Given request: Return the entries below verbatim. Pictures stay out.

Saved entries
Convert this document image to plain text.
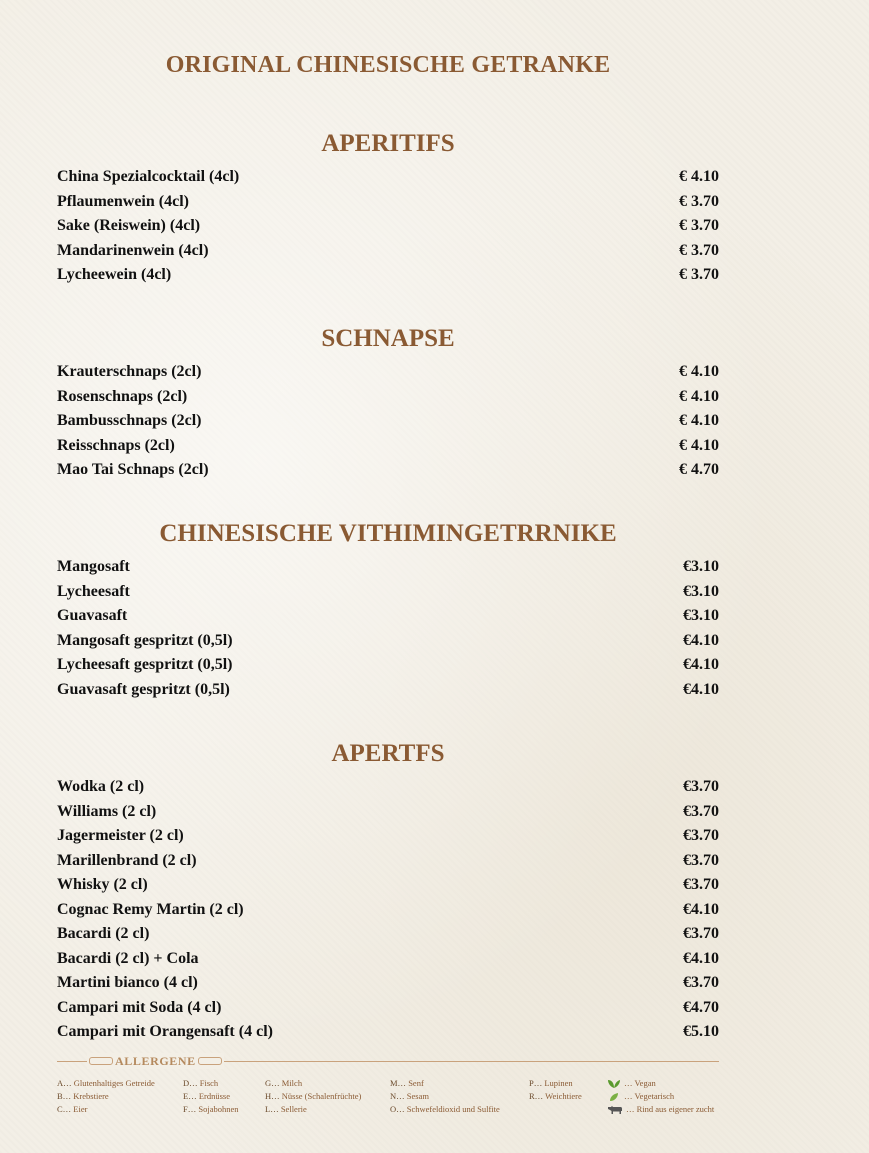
ORIGINAL CHINESISCHE GETRANKE
APERITIFS
China Spezialcocktail (4cl)	€ 4.10
Pflaumenwein (4cl)	€ 3.70
Sake (Reiswein) (4cl)	€ 3.70
Mandarinenwein (4cl)	€ 3.70
Lycheewein (4cl)	€ 3.70
SCHNAPSE
Krauterschnaps (2cl)	€ 4.10
Rosenschnaps (2cl)	€ 4.10
Bambusschnaps (2cl)	€ 4.10
Reisschnaps (2cl)	€ 4.10
Mao Tai Schnaps (2cl)	€ 4.70
CHINESISCHE VITHIMINGETRRNIKE
Mangosaft	€3.10
Lycheesaft	€3.10
Guavasaft	€3.10
Mangosaft gespritzt (0,5l)	€4.10
Lycheesaft gespritzt (0,5l)	€4.10
Guavasaft gespritzt (0,5l)	€4.10
APERTFS
Wodka (2 cl)	€3.70
Williams (2 cl)	€3.70
Jagermeister (2 cl)	€3.70
Marillenbrand (2 cl)	€3.70
Whisky (2 cl)	€3.70
Cognac Remy Martin (2 cl)	€4.10
Bacardi (2 cl)	€3.70
Bacardi (2 cl) + Cola	€4.10
Martini bianco (4 cl)	€3.70
Campari mit Soda (4 cl)	€4.70
Campari mit Orangensaft (4 cl)	€5.10
ALLERGENE
A… Glutenhaltiges Getreide
B… Krebstiere
C… Eier
D… Fisch
E… Erdnüsse
F… Sojabohnen
G… Milch
H… Nüsse (Schalenfrüchte)
L… Sellerie
M… Senf
N… Sesam
O… Schwefeldioxid und Sulfite
P… Lupinen
R… Weichtiere
… Vegan
… Vegetarisch
… Rind aus eigener zucht
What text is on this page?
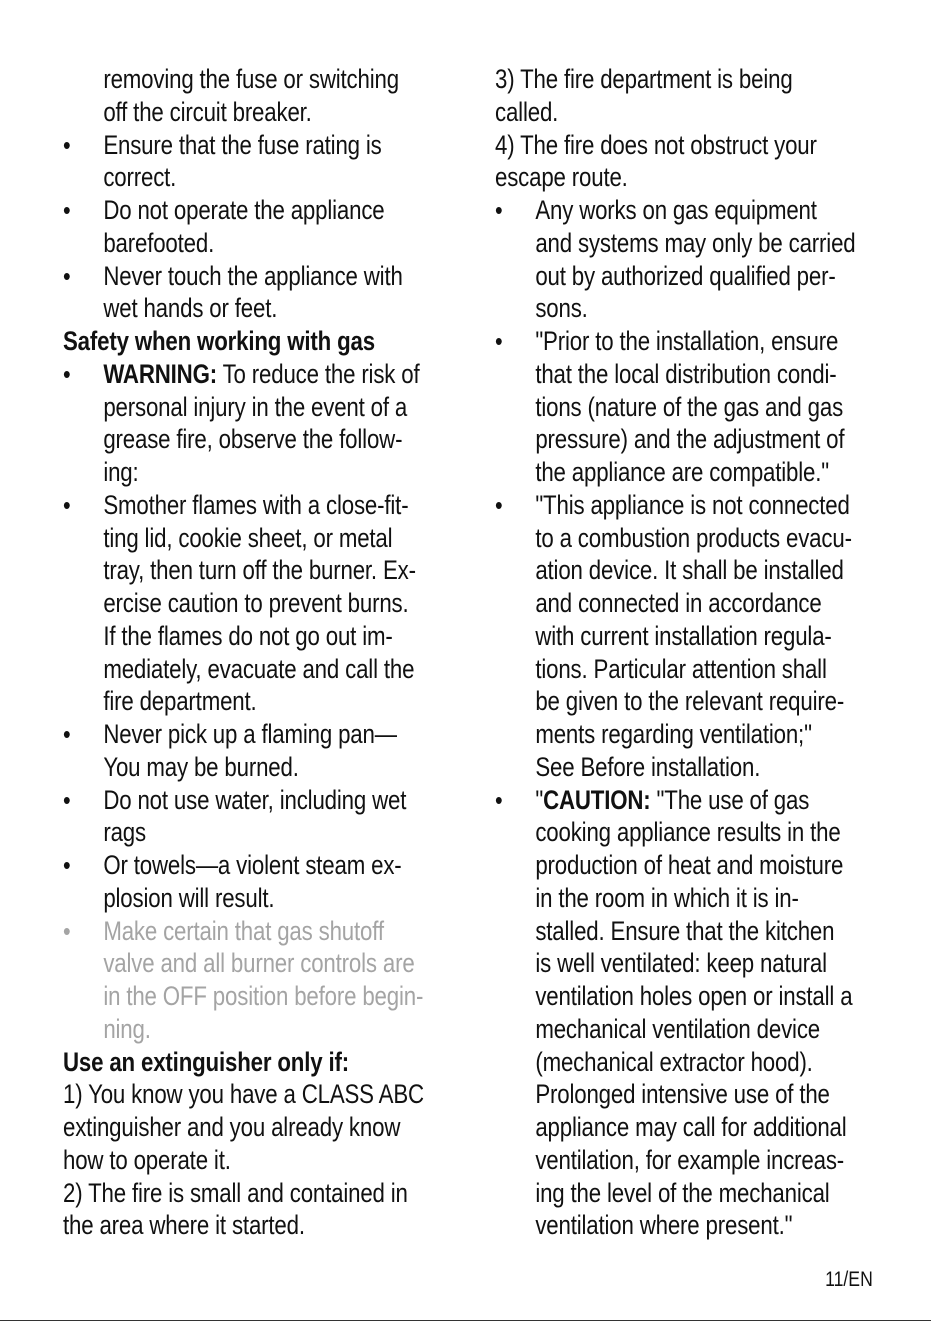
removing the fuse or switching
off the circuit breaker.
• Ensure that the fuse rating is
correct.
• Do not operate the appliance
barefooted.
• Never touch the appliance with
wet hands or feet.
Safety when working with gas
• WARNING: To reduce the risk of
personal injury in the event of a
grease fire, observe the follow-
ing:
• Smother flames with a close-fit-
ting lid, cookie sheet, or metal
tray, then turn off the burner. Ex-
ercise caution to prevent burns.
If the flames do not go out im-
mediately, evacuate and call the
fire department.
• Never pick up a flaming pan—
You may be burned.
• Do not use water, including wet
rags
• Or towels—a violent steam ex-
plosion will result.
• Make certain that gas shutoff
valve and all burner controls are
in the OFF position before begin-
ning.
Use an extinguisher only if:
1) You know you have a CLASS ABC
extinguisher and you already know
how to operate it.
2) The fire is small and contained in
the area where it started.
3) The fire department is being
called.
4) The fire does not obstruct your
escape route.
• Any works on gas equipment
and systems may only be carried
out by authorized qualified per-
sons.
• "Prior to the installation, ensure
that the local distribution condi-
tions (nature of the gas and gas
pressure) and the adjustment of
the appliance are compatible."
• "This appliance is not connected
to a combustion products evacu-
ation device. It shall be installed
and connected in accordance
with current installation regula-
tions. Particular attention shall
be given to the relevant require-
ments regarding ventilation;"
See Before installation.
• "CAUTION: "The use of gas
cooking appliance results in the
production of heat and moisture
in the room in which it is in-
stalled. Ensure that the kitchen
is well ventilated: keep natural
ventilation holes open or install a
mechanical ventilation device
(mechanical extractor hood).
Prolonged intensive use of the
appliance may call for additional
ventilation, for example increas-
ing the level of the mechanical
ventilation where present."
11/EN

Solution to this task:
Convert this document image to plain text.
ORIGINAL CHINESISCHE GETRANKE
APERITIFS
China Spezialcocktail (4cl)	€ 4.10
Pflaumenwein (4cl)	€ 3.70
Sake (Reiswein) (4cl)	€ 3.70
Mandarinenwein (4cl)	€ 3.70
Lycheewein (4cl)	€ 3.70
SCHNAPSE
Krauterschnaps (2cl)	€ 4.10
Rosenschnaps (2cl)	€ 4.10
Bambusschnaps (2cl)	€ 4.10
Reisschnaps (2cl)	€ 4.10
Mao Tai Schnaps (2cl)	€ 4.70
CHINESISCHE VITHIMINGETRRNIKE
Mangosaft	€3.10
Lycheesaft	€3.10
Guavasaft	€3.10
Mangosaft gespritzt (0,5l)	€4.10
Lycheesaft gespritzt (0,5l)	€4.10
Guavasaft gespritzt (0,5l)	€4.10
APERTFS
Wodka (2 cl)	€3.70
Williams (2 cl)	€3.70
Jagermeister (2 cl)	€3.70
Marillenbrand (2 cl)	€3.70
Whisky (2 cl)	€3.70
Cognac Remy Martin (2 cl)	€4.10
Bacardi (2 cl)	€3.70
Bacardi (2 cl) + Cola	€4.10
Martini bianco (4 cl)	€3.70
Campari mit Soda (4 cl)	€4.70
Campari mit Orangensaft (4 cl)	€5.10
ALLERGENE
A… Glutenhaltiges Getreide
B… Krebstiere
C… Eier
D… Fisch
E… Erdnüsse
F… Sojabohnen
G… Milch
H… Nüsse (Schalenfrüchte)
L… Sellerie
M… Senf
N… Sesam
O… Schwefeldioxid und Sulfite
P… Lupinen
R… Weichtiere
… Vegan
… Vegetarisch
… Rind aus eigener zucht
What text is on this page?
removing the fuse or switching
off the circuit breaker.
• Ensure that the fuse rating is
correct.
• Do not operate the appliance
barefooted.
• Never touch the appliance with
wet hands or feet.
Safety when working with gas
• WARNING: To reduce the risk of
personal injury in the event of a
grease fire, observe the follow-
ing:
• Smother flames with a close-fit-
ting lid, cookie sheet, or metal
tray, then turn off the burner. Ex-
ercise caution to prevent burns.
If the flames do not go out im-
mediately, evacuate and call the
fire department.
• Never pick up a flaming pan—
You may be burned.
• Do not use water, including wet
rags
• Or towels—a violent steam ex-
plosion will result.
• Make certain that gas shutoff
valve and all burner controls are
in the OFF position before begin-
ning.
Use an extinguisher only if:
1) You know you have a CLASS ABC
extinguisher and you already know
how to operate it.
2) The fire is small and contained in
the area where it started.
3) The fire department is being
called.
4) The fire does not obstruct your
escape route.
• Any works on gas equipment
and systems may only be carried
out by authorized qualified per-
sons.
• "Prior to the installation, ensure
that the local distribution condi-
tions (nature of the gas and gas
pressure) and the adjustment of
the appliance are compatible."
• "This appliance is not connected
to a combustion products evacu-
ation device. It shall be installed
and connected in accordance
with current installation regula-
tions. Particular attention shall
be given to the relevant require-
ments regarding ventilation;"
See Before installation.
• "CAUTION: "The use of gas
cooking appliance results in the
production of heat and moisture
in the room in which it is in-
stalled. Ensure that the kitchen
is well ventilated: keep natural
ventilation holes open or install a
mechanical ventilation device
(mechanical extractor hood).
Prolonged intensive use of the
appliance may call for additional
ventilation, for example increas-
ing the level of the mechanical
ventilation where present."
11/EN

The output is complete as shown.